• _Tasks and exercises_
(A) Using the passage on the Nixon degree protest, decide whether each statement agrees with it: (i) Drucker's father called her about two months before her graduation; (ii) Nixon held public office when the honorary degree was planned; (iii) members of the faculty took part in the protest. Answer yes or no for each and quote the deciding words.
(B) Print the rows verbatim, beginning with the first row and stopping after the row that contains "seat-available[interactable]: 10k (799, 829, 932, 938)".

As a senior, Cecily Drucker ’66, two months before graduation, padded down the hall of her residence hall to the pay phone. Her father had called.

“He was furious at me,” she recalls. “I don’t know how he found out about what I was doing, but he said, ‘You’re going to get kicked out of school, and I spent all this money on your education.’ I pushed back. I said, ‘I’m doing this. Sorry.’ ”

Drucker had become a de facto leader in a plan gaining momentum with students on campus. They wanted to stop then President W. Allen Wallis from presenting Richard Nixon, at the time in private practice, with an honorary degree. Comments Nixon had made at Rutgers University warning against the perils of academic freedom prompted their protest, in which members of the faculty became involved, as well. Wallis had worked with then Vice President Nixon as an economic advisor to President Eisenhower, and the degree was to be conferred at commencement, where Nixon was to be the guest speaker.

Soon after that phone call, several of the plan’s student leaders were called into the president’s office.

• _Extracted entries_
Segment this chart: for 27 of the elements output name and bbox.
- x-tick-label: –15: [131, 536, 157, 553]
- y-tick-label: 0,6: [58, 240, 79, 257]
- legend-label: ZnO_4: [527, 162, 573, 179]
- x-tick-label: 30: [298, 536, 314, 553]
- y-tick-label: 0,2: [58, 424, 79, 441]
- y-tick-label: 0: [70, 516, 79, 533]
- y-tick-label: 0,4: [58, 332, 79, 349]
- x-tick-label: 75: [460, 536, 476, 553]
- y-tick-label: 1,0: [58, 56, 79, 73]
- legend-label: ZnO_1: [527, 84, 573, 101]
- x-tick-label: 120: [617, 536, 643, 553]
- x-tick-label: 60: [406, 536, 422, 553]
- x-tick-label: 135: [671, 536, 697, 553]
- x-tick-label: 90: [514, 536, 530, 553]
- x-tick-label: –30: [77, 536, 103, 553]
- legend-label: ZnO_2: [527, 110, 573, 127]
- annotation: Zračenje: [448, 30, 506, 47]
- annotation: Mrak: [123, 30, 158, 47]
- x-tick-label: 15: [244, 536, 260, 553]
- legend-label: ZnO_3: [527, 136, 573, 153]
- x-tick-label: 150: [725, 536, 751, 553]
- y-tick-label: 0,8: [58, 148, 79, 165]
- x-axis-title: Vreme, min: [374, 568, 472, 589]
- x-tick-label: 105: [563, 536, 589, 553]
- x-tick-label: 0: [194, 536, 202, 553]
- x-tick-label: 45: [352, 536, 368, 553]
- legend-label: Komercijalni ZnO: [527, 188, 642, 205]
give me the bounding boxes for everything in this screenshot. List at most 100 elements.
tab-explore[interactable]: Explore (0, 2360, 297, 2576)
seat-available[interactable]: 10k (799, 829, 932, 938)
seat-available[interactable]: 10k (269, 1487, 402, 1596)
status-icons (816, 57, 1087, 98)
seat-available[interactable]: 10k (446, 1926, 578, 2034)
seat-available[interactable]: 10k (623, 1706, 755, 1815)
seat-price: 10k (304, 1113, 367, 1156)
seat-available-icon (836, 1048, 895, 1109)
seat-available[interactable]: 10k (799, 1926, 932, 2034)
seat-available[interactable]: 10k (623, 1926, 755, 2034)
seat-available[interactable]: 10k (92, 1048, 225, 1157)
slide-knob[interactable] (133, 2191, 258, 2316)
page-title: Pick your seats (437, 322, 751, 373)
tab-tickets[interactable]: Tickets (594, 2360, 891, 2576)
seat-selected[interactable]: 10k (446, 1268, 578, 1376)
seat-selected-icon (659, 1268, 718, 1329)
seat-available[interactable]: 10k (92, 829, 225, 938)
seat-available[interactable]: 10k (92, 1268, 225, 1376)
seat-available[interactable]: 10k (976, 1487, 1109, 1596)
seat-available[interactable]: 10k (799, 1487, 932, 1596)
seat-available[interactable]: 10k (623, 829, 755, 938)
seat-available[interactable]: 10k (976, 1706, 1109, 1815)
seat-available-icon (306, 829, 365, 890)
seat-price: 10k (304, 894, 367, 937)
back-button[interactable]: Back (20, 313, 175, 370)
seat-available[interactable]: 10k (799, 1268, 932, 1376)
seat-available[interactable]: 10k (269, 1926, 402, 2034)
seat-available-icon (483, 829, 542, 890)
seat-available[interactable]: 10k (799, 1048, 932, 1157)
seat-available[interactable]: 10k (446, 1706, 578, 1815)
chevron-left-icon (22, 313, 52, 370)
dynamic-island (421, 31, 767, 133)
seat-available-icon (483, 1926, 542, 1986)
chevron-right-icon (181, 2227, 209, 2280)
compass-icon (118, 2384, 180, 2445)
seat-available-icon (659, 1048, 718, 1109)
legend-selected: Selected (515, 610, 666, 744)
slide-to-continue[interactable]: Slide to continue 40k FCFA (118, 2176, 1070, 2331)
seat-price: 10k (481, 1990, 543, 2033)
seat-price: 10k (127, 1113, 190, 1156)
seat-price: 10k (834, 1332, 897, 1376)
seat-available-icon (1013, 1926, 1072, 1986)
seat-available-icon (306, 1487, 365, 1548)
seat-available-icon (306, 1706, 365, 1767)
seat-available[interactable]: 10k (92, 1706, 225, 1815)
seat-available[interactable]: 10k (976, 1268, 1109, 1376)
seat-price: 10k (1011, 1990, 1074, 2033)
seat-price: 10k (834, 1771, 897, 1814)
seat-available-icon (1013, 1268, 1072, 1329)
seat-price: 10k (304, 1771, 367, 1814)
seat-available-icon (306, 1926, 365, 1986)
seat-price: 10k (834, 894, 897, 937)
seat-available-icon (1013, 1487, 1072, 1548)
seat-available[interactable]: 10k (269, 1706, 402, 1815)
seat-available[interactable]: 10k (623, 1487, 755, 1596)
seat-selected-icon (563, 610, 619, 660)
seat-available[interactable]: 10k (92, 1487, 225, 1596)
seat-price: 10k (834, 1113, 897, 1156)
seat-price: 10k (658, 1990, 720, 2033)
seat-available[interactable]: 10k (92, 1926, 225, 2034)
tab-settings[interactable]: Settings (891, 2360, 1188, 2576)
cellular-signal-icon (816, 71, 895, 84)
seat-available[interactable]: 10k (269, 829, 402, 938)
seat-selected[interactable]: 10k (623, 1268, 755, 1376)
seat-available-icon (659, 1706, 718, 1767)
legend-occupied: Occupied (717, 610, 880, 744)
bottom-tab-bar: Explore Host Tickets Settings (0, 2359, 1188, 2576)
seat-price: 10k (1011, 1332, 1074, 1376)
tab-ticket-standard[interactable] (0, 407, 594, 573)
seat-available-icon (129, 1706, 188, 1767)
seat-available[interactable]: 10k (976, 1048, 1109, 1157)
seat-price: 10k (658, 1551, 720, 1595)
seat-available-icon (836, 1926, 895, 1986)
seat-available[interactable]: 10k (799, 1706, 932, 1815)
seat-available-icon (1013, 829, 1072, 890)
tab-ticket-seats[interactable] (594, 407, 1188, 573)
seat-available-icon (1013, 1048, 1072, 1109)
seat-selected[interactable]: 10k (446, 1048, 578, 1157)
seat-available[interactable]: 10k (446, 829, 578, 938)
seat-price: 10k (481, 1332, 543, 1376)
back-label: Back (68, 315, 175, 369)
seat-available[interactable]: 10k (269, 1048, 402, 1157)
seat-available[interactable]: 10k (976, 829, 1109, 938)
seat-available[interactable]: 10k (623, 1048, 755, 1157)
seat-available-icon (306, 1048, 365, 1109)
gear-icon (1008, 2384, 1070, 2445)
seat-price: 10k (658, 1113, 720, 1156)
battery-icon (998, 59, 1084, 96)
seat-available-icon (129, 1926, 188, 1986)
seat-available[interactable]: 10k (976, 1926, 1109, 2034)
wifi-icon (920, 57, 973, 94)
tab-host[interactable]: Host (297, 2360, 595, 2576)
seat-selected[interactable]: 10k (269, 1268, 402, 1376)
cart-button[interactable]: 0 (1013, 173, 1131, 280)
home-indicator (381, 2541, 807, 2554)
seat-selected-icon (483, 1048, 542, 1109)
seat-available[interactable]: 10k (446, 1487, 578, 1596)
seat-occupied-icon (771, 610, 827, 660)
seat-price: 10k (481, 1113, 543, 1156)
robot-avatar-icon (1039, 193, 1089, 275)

• _Answers for this exercise_
(A)
(i) Yes: "two months before graduation, padded down the hall of her residence hall to the pay phone. Her father had called."
(ii) No: "at the time in private practice"
(iii) Yes: "in which members of the faculty became involved, as well"

(B)
Segment this chart: for 27 of the elements output name and bbox.
- x-tick-label: –15: [131, 536, 157, 553]
- y-tick-label: 0,6: [58, 240, 79, 257]
- legend-label: ZnO_4: [527, 162, 573, 179]
- x-tick-label: 30: [298, 536, 314, 553]
- y-tick-label: 0,2: [58, 424, 79, 441]
- y-tick-label: 0: [70, 516, 79, 533]
- y-tick-label: 0,4: [58, 332, 79, 349]
- x-tick-label: 75: [460, 536, 476, 553]
- y-tick-label: 1,0: [58, 56, 79, 73]
- legend-label: ZnO_1: [527, 84, 573, 101]
- x-tick-label: 120: [617, 536, 643, 553]
- x-tick-label: 60: [406, 536, 422, 553]
- x-tick-label: 135: [671, 536, 697, 553]
- x-tick-label: 90: [514, 536, 530, 553]
- x-tick-label: –30: [77, 536, 103, 553]
- legend-label: ZnO_2: [527, 110, 573, 127]
- annotation: Zračenje: [448, 30, 506, 47]
- annotation: Mrak: [123, 30, 158, 47]
- x-tick-label: 15: [244, 536, 260, 553]
- legend-label: ZnO_3: [527, 136, 573, 153]
- x-tick-label: 150: [725, 536, 751, 553]
- y-tick-label: 0,8: [58, 148, 79, 165]
- x-axis-title: Vreme, min: [374, 568, 472, 589]
- x-tick-label: 105: [563, 536, 589, 553]
- x-tick-label: 0: [194, 536, 202, 553]
- x-tick-label: 45: [352, 536, 368, 553]
- legend-label: Komercijalni ZnO: [527, 188, 642, 205]
give me the bounding boxes for everything in this screenshot. List at most 100 elements.
tab-explore[interactable]: Explore (0, 2360, 297, 2576)
seat-available[interactable]: 10k (799, 829, 932, 938)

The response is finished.